## WHAT YOU NEED TO DO
Retype the line in which "What text is on this page?" appears, then every line after it until the records end. Leave out the pictures.

## start DATA TO PROCESS

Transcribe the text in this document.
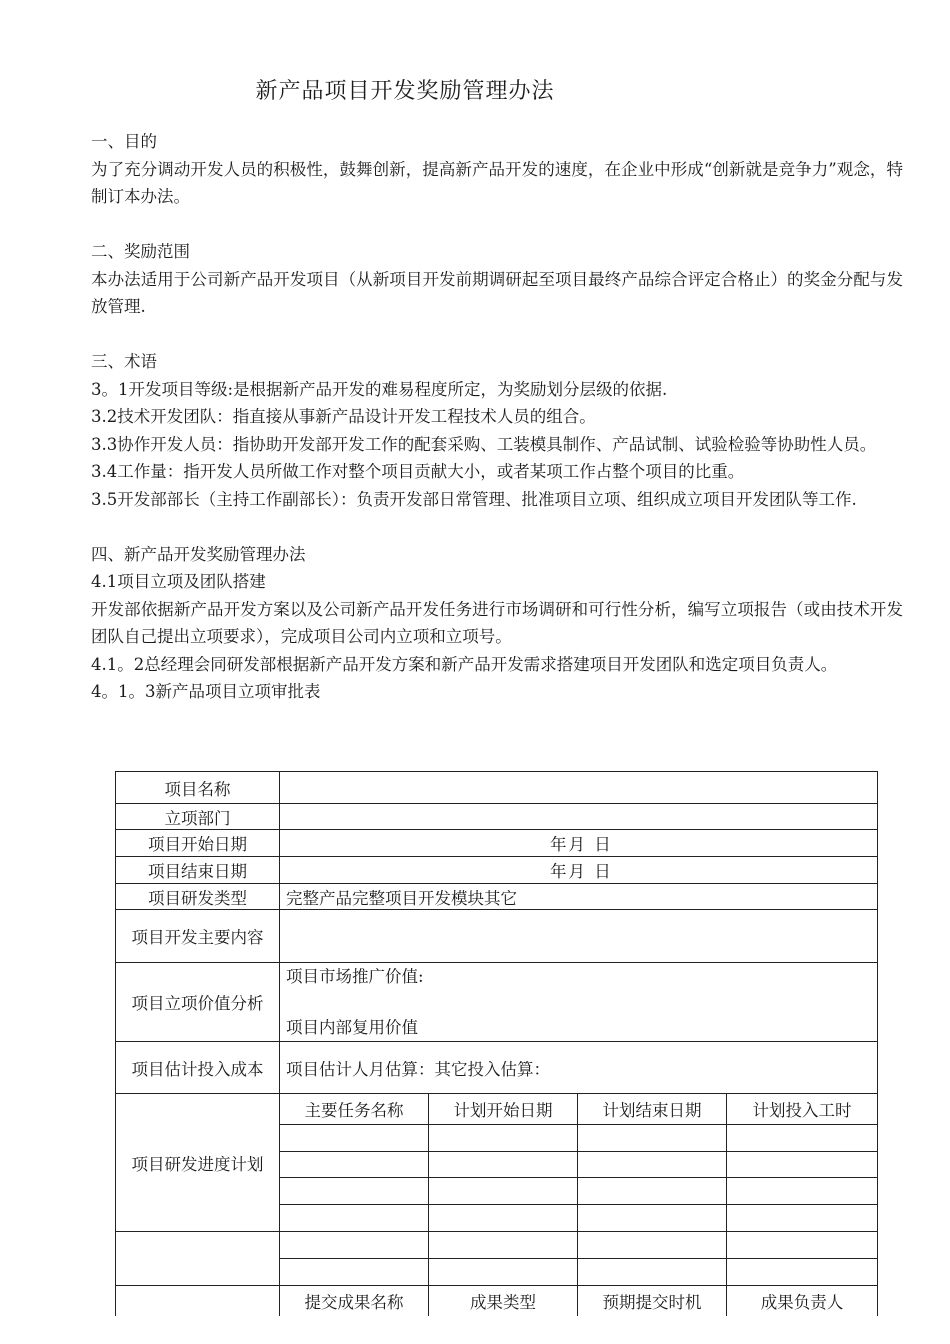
新产品项目开发奖励管理办法

一、目的

为了充分调动开发人员的积极性，鼓舞创新，提高新产品开发的速度，在企业中形成“创新就是竞争力”观念，特制订本办法。

二、奖励范围

本办法适用于公司新产品开发项目（从新项目开发前期调研起至项目最终产品综合评定合格止）的奖金分配与发放管理.

三、术语

3。1开发项目等级:是根据新产品开发的难易程度所定，为奖励划分层级的依据.

3.2技术开发团队：指直接从事新产品设计开发工程技术人员的组合。

3.3协作开发人员：指协助开发部开发工作的配套采购、工装模具制作、产品试制、试验检验等协助性人员。

3.4工作量：指开发人员所做工作对整个项目贡献大小，或者某项工作占整个项目的比重。

3.5开发部部长（主持工作副部长）：负责开发部日常管理、批准项目立项、组织成立项目开发团队等工作.

四、新产品开发奖励管理办法

4.1项目立项及团队搭建

开发部依据新产品开发方案以及公司新产品开发任务进行市场调研和可行性分析，编写立项报告（或由技术开发团队自己提出立项要求），完成项目公司内立项和立项号。

4.1。2总经理会同研发部根据新产品开发方案和新产品开发需求搭建项目开发团队和选定项目负责人。

4。1。3新产品项目立项审批表

项目名称				
立项部门				
项目开始日期	年月 日			
项目结束日期	年月 日			
项目研发类型	完整产品完整项目开发模块其它			
项目开发主要内容				
项目立项价值分析	项目市场推广价值:
项目内部复用价值			

项目估计投入成本	项目估计人月估算：其它投入估算：			
项目研发进度计划	主要任务名称	计划开始日期	计划结束日期	计划投入工时

	提交成果名称	成果类型	预期提交时机	成果负责人
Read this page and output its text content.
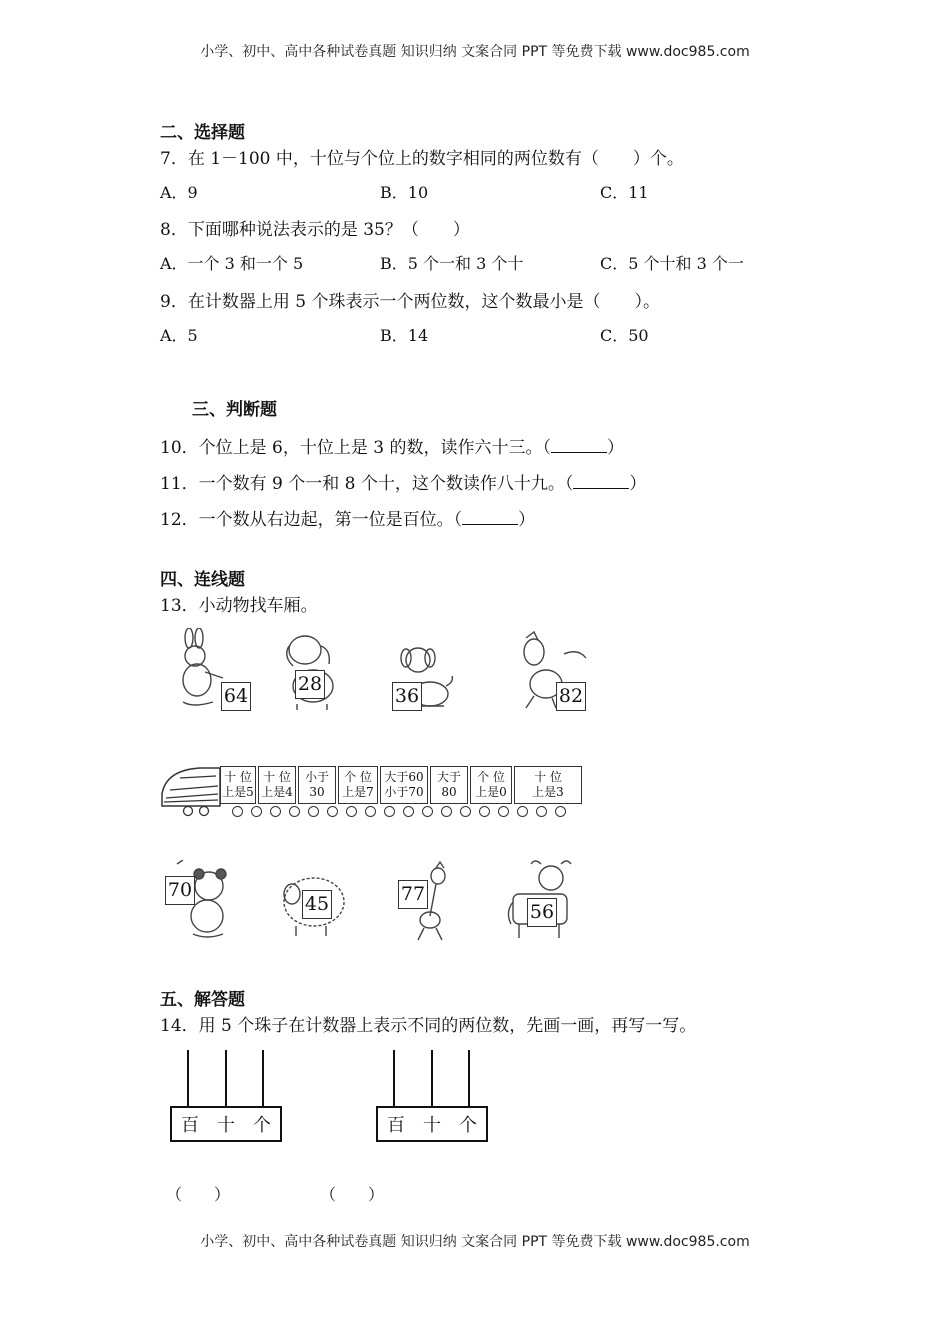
小学、初中、高中各种试卷真题 知识归纳 文案合同 PPT 等免费下载 www.doc985.com
二、选择题
7．在 1－100 中，十位与个位上的数字相同的两位数有（　　）个。
A．9	B．10	C．11
8．下面哪种说法表示的是 35？（　　）
A．一个 3 和一个 5	B．5 个一和 3 个十	C．5 个十和 3 个一
9．在计数器上用 5 个珠表示一个两位数，这个数最小是（　　）。
A．5	B．14	C．50
三、判断题
10．个位上是 6，十位上是 3 的数，读作六十三。（	）
11．一个数有 9 个一和 8 个十，这个数读作八十九。（	）
12．一个数从右边起，第一位是百位。（	）
四、连线题
13．小动物找车厢。
64
28
36	82
十 位
上是5
十 位
上是4
小于
30
个 位
上是7
大于60
小于70
大于
80
个 位
上是0
十 位
上是3
70
45	77
56
五、解答题
14．用 5 个珠子在计数器上表示不同的两位数，先画一画，再写一写。
百 十 个	百 十 个
（　　）	（　　）
小学、初中、高中各种试卷真题 知识归纳 文案合同 PPT 等免费下载 www.doc985.com
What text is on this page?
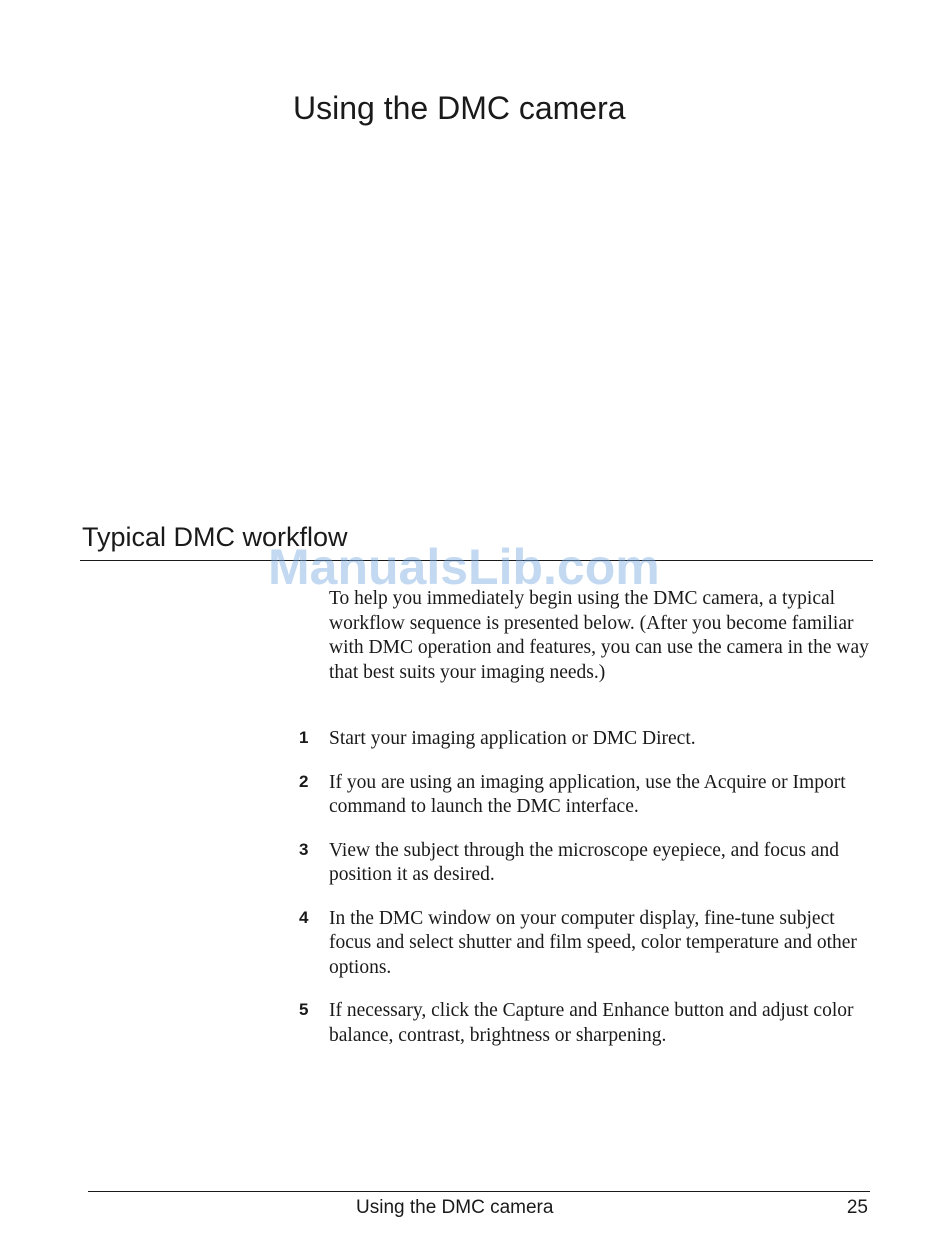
Using the DMC camera
Typical DMC workflow
ManualsLib.com

To help you immediately begin using the DMC camera, a typical workflow sequence is presented below. (After you become familiar with DMC operation and features, you can use the camera in the way that best suits your imaging needs.)

1 Start your imaging application or DMC Direct.
2 If you are using an imaging application, use the Acquire or Import command to launch the DMC interface.
3 View the subject through the microscope eyepiece, and focus and position it as desired.
4 In the DMC window on your computer display, fine-tune subject focus and select shutter and film speed, color temperature and other options.
5 If necessary, click the Capture and Enhance button and adjust color balance, contrast, brightness or sharpening.
Using the DMC camera	25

## end DATA TO PROCESS

## ANSWER IN FULL
What text is on this page?
Using the DMC camera
Typical DMC workflow
ManualsLib.com

To help you immediately begin using the DMC camera, a typical workflow sequence is presented below. (After you become familiar with DMC operation and features, you can use the camera in the way that best suits your imaging needs.)

1 Start your imaging application or DMC Direct.
2 If you are using an imaging application, use the Acquire or Import command to launch the DMC interface.
3 View the subject through the microscope eyepiece, and focus and position it as desired.
4 In the DMC window on your computer display, fine-tune subject focus and select shutter and film speed, color temperature and other options.
5 If necessary, click the Capture and Enhance button and adjust color balance, contrast, brightness or sharpening.
Using the DMC camera	25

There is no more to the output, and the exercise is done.